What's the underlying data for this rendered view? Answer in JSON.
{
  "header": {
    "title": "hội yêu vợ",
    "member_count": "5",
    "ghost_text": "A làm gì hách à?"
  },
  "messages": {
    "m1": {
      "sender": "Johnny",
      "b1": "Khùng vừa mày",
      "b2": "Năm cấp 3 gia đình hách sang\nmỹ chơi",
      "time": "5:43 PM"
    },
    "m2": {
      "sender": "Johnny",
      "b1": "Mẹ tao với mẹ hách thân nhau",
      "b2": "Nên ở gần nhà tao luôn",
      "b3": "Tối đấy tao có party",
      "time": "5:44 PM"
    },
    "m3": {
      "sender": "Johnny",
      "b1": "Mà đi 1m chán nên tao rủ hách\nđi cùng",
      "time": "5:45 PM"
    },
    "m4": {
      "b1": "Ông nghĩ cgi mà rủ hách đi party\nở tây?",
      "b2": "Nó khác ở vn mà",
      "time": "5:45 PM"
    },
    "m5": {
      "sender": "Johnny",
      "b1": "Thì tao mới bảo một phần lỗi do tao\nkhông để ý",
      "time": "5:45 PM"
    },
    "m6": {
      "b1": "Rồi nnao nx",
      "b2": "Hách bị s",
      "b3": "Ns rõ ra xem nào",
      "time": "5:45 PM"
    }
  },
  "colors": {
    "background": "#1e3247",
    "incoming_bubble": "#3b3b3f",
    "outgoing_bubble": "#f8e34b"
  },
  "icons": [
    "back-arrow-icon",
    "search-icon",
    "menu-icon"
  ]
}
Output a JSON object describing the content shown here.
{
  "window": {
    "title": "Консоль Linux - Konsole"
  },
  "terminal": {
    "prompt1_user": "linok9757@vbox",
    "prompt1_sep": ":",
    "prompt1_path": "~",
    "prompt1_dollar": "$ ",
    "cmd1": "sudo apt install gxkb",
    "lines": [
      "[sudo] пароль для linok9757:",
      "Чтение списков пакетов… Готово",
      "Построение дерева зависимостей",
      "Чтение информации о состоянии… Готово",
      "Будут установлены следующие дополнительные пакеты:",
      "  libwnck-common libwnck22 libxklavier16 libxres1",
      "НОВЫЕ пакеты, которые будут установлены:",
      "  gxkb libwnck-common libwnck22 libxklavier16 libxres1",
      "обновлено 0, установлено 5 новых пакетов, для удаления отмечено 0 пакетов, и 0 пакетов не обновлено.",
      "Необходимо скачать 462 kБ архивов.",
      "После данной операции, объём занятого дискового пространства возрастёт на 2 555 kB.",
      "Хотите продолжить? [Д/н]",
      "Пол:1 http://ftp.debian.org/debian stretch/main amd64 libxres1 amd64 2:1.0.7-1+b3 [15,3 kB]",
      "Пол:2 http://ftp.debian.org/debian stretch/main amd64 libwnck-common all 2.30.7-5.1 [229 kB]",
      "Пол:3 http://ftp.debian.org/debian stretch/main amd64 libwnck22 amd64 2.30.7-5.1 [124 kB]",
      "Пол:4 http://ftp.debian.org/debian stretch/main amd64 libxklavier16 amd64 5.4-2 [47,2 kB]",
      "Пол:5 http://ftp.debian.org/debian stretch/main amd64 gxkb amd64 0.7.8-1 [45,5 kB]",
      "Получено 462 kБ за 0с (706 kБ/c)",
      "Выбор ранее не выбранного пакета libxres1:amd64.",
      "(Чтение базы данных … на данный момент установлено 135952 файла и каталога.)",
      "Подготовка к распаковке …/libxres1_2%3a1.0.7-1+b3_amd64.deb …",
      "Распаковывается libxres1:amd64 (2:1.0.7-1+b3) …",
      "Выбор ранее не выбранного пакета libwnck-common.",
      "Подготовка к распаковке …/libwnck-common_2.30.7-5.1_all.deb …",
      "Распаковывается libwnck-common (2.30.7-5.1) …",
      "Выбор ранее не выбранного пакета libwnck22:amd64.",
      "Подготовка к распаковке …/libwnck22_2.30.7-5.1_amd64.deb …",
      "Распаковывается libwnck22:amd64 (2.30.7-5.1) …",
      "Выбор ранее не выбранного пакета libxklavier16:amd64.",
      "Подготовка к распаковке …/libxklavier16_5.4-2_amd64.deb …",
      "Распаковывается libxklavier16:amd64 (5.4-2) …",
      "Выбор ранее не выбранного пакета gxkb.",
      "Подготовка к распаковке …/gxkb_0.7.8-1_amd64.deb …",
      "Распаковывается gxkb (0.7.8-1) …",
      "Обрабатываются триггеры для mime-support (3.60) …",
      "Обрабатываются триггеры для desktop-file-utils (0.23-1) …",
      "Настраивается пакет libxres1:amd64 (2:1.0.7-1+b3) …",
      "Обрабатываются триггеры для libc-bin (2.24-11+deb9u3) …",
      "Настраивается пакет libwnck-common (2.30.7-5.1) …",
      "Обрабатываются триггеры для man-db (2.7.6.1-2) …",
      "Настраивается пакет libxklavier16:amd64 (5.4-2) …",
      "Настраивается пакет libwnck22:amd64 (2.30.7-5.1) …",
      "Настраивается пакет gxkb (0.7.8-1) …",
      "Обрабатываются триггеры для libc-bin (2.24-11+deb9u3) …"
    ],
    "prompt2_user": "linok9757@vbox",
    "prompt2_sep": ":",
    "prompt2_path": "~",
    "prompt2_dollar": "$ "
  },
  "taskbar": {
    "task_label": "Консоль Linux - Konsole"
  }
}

==========

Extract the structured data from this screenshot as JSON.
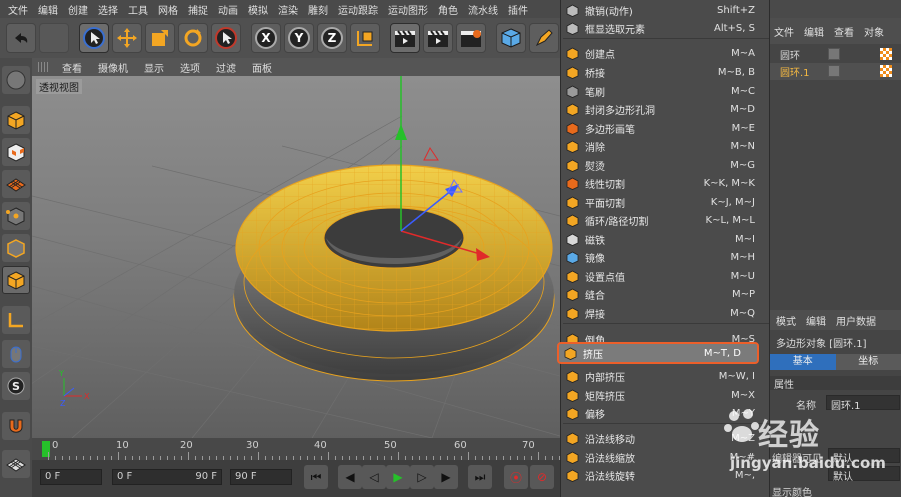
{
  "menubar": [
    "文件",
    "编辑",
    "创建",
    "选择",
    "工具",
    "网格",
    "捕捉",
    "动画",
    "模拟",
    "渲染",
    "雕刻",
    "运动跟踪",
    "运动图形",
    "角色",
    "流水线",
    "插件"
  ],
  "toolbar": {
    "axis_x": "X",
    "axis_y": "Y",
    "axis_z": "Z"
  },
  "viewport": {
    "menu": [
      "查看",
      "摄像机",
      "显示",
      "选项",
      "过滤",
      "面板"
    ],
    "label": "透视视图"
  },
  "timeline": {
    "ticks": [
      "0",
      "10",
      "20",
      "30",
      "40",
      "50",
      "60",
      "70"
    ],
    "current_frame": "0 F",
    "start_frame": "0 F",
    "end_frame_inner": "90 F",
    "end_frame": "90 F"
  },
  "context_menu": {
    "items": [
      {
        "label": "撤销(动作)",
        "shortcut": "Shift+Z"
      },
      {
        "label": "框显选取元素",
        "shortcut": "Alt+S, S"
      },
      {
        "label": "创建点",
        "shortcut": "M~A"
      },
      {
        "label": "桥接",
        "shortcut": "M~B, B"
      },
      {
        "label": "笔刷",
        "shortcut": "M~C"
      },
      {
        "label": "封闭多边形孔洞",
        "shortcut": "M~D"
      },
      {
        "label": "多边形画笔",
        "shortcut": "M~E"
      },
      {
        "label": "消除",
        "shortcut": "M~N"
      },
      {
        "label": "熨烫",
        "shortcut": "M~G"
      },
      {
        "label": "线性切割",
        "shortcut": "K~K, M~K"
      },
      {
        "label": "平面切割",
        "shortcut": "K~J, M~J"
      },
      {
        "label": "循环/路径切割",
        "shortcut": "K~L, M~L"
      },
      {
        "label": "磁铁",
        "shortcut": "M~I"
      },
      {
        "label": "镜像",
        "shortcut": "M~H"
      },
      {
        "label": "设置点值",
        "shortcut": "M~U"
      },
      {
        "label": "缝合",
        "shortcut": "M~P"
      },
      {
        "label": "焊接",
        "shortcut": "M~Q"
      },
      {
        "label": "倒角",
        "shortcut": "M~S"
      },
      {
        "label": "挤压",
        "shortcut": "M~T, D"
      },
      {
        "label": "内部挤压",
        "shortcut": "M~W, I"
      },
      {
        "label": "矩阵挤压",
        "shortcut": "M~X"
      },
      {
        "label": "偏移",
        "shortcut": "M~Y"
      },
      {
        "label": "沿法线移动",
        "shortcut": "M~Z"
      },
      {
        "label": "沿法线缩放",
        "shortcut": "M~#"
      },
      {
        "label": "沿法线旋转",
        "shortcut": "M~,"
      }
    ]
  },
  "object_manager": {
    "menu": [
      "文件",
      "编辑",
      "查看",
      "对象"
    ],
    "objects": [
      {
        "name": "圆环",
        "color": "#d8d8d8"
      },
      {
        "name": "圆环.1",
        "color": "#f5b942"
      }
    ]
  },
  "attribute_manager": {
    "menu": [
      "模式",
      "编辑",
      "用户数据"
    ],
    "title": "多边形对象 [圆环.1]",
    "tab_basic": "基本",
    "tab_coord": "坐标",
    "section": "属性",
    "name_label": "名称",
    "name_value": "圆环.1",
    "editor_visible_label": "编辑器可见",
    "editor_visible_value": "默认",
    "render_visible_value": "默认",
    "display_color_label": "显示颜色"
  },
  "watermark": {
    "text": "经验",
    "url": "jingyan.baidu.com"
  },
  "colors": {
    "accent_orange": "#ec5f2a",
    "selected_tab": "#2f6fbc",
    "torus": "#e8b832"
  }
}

==========

• [THE TASK]
The answer is a single number, the count of lines in the records that contain the string "JSON".

• [THE RESULT]
3